Given task
For each line below that contains the string "restart", copy that line.

Data entries:
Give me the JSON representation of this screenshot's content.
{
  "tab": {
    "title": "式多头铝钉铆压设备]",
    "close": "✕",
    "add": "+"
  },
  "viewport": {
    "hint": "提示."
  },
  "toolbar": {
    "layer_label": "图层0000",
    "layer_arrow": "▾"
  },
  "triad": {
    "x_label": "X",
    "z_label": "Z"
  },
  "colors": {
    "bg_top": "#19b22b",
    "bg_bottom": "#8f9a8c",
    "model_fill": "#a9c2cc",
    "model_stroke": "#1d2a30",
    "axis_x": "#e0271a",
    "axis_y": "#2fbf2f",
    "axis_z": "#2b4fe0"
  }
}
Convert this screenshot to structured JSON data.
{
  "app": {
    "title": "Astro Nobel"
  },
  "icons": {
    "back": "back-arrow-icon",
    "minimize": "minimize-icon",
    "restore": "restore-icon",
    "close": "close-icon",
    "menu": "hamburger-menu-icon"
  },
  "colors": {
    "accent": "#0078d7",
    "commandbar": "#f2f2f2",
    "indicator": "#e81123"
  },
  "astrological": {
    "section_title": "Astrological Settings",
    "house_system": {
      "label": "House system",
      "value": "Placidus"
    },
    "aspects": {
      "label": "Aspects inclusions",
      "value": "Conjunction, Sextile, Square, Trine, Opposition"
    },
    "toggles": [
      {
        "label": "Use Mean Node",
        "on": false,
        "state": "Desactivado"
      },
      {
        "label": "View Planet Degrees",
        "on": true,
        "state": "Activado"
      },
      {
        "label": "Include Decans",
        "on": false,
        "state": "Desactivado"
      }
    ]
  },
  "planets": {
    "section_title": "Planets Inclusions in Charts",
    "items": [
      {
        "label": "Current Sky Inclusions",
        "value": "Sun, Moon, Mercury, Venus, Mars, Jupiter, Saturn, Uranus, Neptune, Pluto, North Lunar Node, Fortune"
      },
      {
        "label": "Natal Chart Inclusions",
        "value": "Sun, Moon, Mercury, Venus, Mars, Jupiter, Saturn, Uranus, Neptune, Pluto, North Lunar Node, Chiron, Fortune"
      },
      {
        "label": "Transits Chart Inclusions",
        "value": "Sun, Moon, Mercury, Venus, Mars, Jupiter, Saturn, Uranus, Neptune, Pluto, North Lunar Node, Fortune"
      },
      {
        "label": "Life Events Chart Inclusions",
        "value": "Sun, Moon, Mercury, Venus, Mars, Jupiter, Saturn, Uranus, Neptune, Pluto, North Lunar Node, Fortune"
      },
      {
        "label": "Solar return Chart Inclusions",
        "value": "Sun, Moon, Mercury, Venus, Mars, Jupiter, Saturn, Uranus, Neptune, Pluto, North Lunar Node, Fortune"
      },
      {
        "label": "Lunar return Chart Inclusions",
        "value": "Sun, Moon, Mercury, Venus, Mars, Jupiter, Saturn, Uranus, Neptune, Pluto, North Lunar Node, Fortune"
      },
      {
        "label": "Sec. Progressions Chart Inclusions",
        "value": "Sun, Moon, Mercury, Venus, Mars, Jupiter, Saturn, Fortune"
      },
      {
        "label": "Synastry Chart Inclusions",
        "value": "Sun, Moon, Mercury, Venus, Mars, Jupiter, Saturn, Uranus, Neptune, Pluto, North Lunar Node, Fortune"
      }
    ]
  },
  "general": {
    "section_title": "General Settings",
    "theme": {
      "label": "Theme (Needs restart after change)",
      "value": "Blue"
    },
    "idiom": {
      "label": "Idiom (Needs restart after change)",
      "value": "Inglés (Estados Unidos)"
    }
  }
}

Task result
      "label": "Theme (Needs restart after change)",
      "label": "Idiom (Needs restart after change)",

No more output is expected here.